Raw records:
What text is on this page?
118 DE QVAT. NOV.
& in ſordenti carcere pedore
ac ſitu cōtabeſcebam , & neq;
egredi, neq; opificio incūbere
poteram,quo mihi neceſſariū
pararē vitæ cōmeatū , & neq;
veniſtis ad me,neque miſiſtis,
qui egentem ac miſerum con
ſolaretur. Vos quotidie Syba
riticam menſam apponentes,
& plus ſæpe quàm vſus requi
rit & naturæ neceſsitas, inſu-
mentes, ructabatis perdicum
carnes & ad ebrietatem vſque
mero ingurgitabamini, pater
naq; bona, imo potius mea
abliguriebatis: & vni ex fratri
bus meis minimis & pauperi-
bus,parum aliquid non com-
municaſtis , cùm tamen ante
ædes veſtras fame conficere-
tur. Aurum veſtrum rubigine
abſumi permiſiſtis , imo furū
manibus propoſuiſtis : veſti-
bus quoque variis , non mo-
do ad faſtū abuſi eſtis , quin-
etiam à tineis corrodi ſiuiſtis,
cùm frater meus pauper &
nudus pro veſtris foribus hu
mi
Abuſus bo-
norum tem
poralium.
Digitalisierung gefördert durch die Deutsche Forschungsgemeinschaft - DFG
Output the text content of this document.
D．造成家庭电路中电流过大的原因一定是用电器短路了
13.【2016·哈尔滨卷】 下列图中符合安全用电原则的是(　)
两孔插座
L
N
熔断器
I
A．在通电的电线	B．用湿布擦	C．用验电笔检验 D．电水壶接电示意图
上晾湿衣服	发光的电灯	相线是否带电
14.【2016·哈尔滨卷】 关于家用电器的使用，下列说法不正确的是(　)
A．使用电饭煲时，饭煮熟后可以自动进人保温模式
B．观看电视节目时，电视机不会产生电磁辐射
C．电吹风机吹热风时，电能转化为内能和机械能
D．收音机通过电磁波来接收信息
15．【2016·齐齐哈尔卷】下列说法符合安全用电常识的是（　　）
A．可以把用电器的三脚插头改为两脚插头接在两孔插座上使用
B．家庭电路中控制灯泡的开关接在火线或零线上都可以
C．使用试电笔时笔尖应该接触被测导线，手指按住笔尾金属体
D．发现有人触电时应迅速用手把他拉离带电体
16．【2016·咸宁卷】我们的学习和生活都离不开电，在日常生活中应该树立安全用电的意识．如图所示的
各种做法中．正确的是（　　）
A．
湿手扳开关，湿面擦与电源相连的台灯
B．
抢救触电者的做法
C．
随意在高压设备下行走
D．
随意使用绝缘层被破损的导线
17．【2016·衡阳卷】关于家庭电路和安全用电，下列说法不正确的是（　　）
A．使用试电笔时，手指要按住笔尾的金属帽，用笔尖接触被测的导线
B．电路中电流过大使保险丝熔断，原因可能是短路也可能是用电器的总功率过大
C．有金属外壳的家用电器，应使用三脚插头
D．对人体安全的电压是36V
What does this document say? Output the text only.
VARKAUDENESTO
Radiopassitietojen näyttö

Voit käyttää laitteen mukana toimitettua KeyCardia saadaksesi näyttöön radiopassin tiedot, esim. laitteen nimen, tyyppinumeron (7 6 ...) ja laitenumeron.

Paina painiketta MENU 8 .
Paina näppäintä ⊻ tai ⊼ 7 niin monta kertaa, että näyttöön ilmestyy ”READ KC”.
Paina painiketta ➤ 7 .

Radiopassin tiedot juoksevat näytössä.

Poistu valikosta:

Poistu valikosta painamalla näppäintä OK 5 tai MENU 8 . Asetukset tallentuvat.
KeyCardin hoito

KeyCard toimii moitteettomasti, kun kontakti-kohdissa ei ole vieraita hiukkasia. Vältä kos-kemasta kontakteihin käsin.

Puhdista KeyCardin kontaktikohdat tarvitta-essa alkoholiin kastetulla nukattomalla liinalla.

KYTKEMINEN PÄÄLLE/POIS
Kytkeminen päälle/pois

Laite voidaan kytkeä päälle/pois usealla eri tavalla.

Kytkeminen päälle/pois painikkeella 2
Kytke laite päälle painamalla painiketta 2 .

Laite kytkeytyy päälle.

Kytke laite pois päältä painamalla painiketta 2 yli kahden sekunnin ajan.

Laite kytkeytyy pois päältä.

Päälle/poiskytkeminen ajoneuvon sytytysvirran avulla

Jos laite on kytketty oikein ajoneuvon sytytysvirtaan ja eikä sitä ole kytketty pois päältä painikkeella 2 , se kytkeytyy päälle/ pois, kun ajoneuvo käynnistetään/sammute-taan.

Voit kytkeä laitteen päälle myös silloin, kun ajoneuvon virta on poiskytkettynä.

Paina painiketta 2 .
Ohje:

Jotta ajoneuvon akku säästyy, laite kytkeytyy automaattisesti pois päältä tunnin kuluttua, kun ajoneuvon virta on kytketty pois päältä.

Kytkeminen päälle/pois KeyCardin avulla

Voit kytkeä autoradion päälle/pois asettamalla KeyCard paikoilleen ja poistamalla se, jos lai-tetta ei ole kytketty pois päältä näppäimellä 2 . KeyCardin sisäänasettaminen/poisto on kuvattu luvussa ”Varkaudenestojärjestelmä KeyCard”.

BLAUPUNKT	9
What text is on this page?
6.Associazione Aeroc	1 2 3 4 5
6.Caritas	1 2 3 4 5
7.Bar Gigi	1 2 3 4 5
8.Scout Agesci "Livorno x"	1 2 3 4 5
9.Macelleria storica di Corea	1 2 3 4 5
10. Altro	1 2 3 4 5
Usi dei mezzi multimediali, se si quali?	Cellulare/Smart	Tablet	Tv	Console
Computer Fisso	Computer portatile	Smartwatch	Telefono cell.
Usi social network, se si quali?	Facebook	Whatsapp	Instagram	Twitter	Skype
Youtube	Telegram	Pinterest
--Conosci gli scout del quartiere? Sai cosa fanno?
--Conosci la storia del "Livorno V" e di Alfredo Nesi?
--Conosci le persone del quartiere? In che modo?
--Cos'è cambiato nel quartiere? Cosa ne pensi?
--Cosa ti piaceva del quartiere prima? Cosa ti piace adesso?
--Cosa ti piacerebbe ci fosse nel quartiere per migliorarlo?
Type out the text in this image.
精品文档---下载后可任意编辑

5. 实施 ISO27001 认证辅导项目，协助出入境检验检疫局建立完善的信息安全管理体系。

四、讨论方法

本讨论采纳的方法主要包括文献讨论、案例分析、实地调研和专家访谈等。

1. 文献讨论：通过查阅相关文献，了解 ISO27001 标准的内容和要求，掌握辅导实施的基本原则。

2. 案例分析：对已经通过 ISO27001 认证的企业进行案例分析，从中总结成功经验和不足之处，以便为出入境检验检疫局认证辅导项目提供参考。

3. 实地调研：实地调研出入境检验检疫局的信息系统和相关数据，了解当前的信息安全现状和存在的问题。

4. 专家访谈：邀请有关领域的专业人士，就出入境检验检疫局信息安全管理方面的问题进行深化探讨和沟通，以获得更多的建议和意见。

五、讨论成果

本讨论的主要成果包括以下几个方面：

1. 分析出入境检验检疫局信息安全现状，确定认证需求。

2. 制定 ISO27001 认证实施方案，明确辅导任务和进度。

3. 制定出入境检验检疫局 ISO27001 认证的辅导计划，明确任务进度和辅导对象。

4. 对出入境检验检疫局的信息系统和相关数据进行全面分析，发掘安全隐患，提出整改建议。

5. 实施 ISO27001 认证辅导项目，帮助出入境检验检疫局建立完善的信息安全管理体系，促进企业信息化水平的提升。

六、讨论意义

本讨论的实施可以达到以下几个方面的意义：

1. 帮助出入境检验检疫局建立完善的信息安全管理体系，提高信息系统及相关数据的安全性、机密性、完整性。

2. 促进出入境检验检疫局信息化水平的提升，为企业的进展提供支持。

Exercise brief: Every record shown above must be echoed exactly.

Written answer:
What text is on this page?
118 DE QVAT. NOV.
& in ſordenti carcere pedore
ac ſitu cōtabeſcebam , & neq;
egredi, neq; opificio incūbere
poteram,quo mihi neceſſariū
pararē vitæ cōmeatū , & neq;
veniſtis ad me,neque miſiſtis,
qui egentem ac miſerum con
ſolaretur. Vos quotidie Syba
riticam menſam apponentes,
& plus ſæpe quàm vſus requi
rit & naturæ neceſsitas, inſu-
mentes, ructabatis perdicum
carnes & ad ebrietatem vſque
mero ingurgitabamini, pater
naq; bona, imo potius mea
abliguriebatis: & vni ex fratri
bus meis minimis & pauperi-
bus,parum aliquid non com-
municaſtis , cùm tamen ante
ædes veſtras fame conficere-
tur. Aurum veſtrum rubigine
abſumi permiſiſtis , imo furū
manibus propoſuiſtis : veſti-
bus quoque variis , non mo-
do ad faſtū abuſi eſtis , quin-
etiam à tineis corrodi ſiuiſtis,
cùm frater meus pauper &
nudus pro veſtris foribus hu
mi
Abuſus bo-
norum tem
poralium.
Digitalisierung gefördert durch die Deutsche Forschungsgemeinschaft - DFG
Output the text content of this document.
D．造成家庭电路中电流过大的原因一定是用电器短路了
13.【2016·哈尔滨卷】 下列图中符合安全用电原则的是(　)
两孔插座
L
N
熔断器
I
A．在通电的电线	B．用湿布擦	C．用验电笔检验 D．电水壶接电示意图
上晾湿衣服	发光的电灯	相线是否带电
14.【2016·哈尔滨卷】 关于家用电器的使用，下列说法不正确的是(　)
A．使用电饭煲时，饭煮熟后可以自动进人保温模式
B．观看电视节目时，电视机不会产生电磁辐射
C．电吹风机吹热风时，电能转化为内能和机械能
D．收音机通过电磁波来接收信息
15．【2016·齐齐哈尔卷】下列说法符合安全用电常识的是（　　）
A．可以把用电器的三脚插头改为两脚插头接在两孔插座上使用
B．家庭电路中控制灯泡的开关接在火线或零线上都可以
C．使用试电笔时笔尖应该接触被测导线，手指按住笔尾金属体
D．发现有人触电时应迅速用手把他拉离带电体
16．【2016·咸宁卷】我们的学习和生活都离不开电，在日常生活中应该树立安全用电的意识．如图所示的
各种做法中．正确的是（　　）
A．
湿手扳开关，湿面擦与电源相连的台灯
B．
抢救触电者的做法
C．
随意在高压设备下行走
D．
随意使用绝缘层被破损的导线
17．【2016·衡阳卷】关于家庭电路和安全用电，下列说法不正确的是（　　）
A．使用试电笔时，手指要按住笔尾的金属帽，用笔尖接触被测的导线
B．电路中电流过大使保险丝熔断，原因可能是短路也可能是用电器的总功率过大
C．有金属外壳的家用电器，应使用三脚插头
D．对人体安全的电压是36V
What does this document say? Output the text only.
VARKAUDENESTO
Radiopassitietojen näyttö

Voit käyttää laitteen mukana toimitettua KeyCardia saadaksesi näyttöön radiopassin tiedot, esim. laitteen nimen, tyyppinumeron (7 6 ...) ja laitenumeron.

Paina painiketta MENU 8 .
Paina näppäintä ⊻ tai ⊼ 7 niin monta kertaa, että näyttöön ilmestyy ”READ KC”.
Paina painiketta ➤ 7 .

Radiopassin tiedot juoksevat näytössä.

Poistu valikosta:

Poistu valikosta painamalla näppäintä OK 5 tai MENU 8 . Asetukset tallentuvat.
KeyCardin hoito

KeyCard toimii moitteettomasti, kun kontakti-kohdissa ei ole vieraita hiukkasia. Vältä kos-kemasta kontakteihin käsin.

Puhdista KeyCardin kontaktikohdat tarvitta-essa alkoholiin kastetulla nukattomalla liinalla.

KYTKEMINEN PÄÄLLE/POIS
Kytkeminen päälle/pois

Laite voidaan kytkeä päälle/pois usealla eri tavalla.

Kytkeminen päälle/pois painikkeella 2
Kytke laite päälle painamalla painiketta 2 .

Laite kytkeytyy päälle.

Kytke laite pois päältä painamalla painiketta 2 yli kahden sekunnin ajan.

Laite kytkeytyy pois päältä.

Päälle/poiskytkeminen ajoneuvon sytytysvirran avulla

Jos laite on kytketty oikein ajoneuvon sytytysvirtaan ja eikä sitä ole kytketty pois päältä painikkeella 2 , se kytkeytyy päälle/ pois, kun ajoneuvo käynnistetään/sammute-taan.

Voit kytkeä laitteen päälle myös silloin, kun ajoneuvon virta on poiskytkettynä.

Paina painiketta 2 .
Ohje:

Jotta ajoneuvon akku säästyy, laite kytkeytyy automaattisesti pois päältä tunnin kuluttua, kun ajoneuvon virta on kytketty pois päältä.

Kytkeminen päälle/pois KeyCardin avulla

Voit kytkeä autoradion päälle/pois asettamalla KeyCard paikoilleen ja poistamalla se, jos lai-tetta ei ole kytketty pois päältä näppäimellä 2 . KeyCardin sisäänasettaminen/poisto on kuvattu luvussa ”Varkaudenestojärjestelmä KeyCard”.

BLAUPUNKT	9
What text is on this page?
6.Associazione Aeroc	1 2 3 4 5
6.Caritas	1 2 3 4 5
7.Bar Gigi	1 2 3 4 5
8.Scout Agesci "Livorno x"	1 2 3 4 5
9.Macelleria storica di Corea	1 2 3 4 5
10. Altro	1 2 3 4 5
Usi dei mezzi multimediali, se si quali?	Cellulare/Smart	Tablet	Tv	Console
Computer Fisso	Computer portatile	Smartwatch	Telefono cell.
Usi social network, se si quali?	Facebook	Whatsapp	Instagram	Twitter	Skype
Youtube	Telegram	Pinterest
--Conosci gli scout del quartiere? Sai cosa fanno?
--Conosci la storia del "Livorno V" e di Alfredo Nesi?
--Conosci le persone del quartiere? In che modo?
--Cos'è cambiato nel quartiere? Cosa ne pensi?
--Cosa ti piaceva del quartiere prima? Cosa ti piace adesso?
--Cosa ti piacerebbe ci fosse nel quartiere per migliorarlo?
Type out the text in this image.
精品文档---下载后可任意编辑

5. 实施 ISO27001 认证辅导项目，协助出入境检验检疫局建立完善的信息安全管理体系。

四、讨论方法

本讨论采纳的方法主要包括文献讨论、案例分析、实地调研和专家访谈等。

1. 文献讨论：通过查阅相关文献，了解 ISO27001 标准的内容和要求，掌握辅导实施的基本原则。

2. 案例分析：对已经通过 ISO27001 认证的企业进行案例分析，从中总结成功经验和不足之处，以便为出入境检验检疫局认证辅导项目提供参考。

3. 实地调研：实地调研出入境检验检疫局的信息系统和相关数据，了解当前的信息安全现状和存在的问题。

4. 专家访谈：邀请有关领域的专业人士，就出入境检验检疫局信息安全管理方面的问题进行深化探讨和沟通，以获得更多的建议和意见。

五、讨论成果

本讨论的主要成果包括以下几个方面：

1. 分析出入境检验检疫局信息安全现状，确定认证需求。

2. 制定 ISO27001 认证实施方案，明确辅导任务和进度。

3. 制定出入境检验检疫局 ISO27001 认证的辅导计划，明确任务进度和辅导对象。

4. 对出入境检验检疫局的信息系统和相关数据进行全面分析，发掘安全隐患，提出整改建议。

5. 实施 ISO27001 认证辅导项目，帮助出入境检验检疫局建立完善的信息安全管理体系，促进企业信息化水平的提升。

六、讨论意义

本讨论的实施可以达到以下几个方面的意义：

1. 帮助出入境检验检疫局建立完善的信息安全管理体系，提高信息系统及相关数据的安全性、机密性、完整性。

2. 促进出入境检验检疫局信息化水平的提升，为企业的进展提供支持。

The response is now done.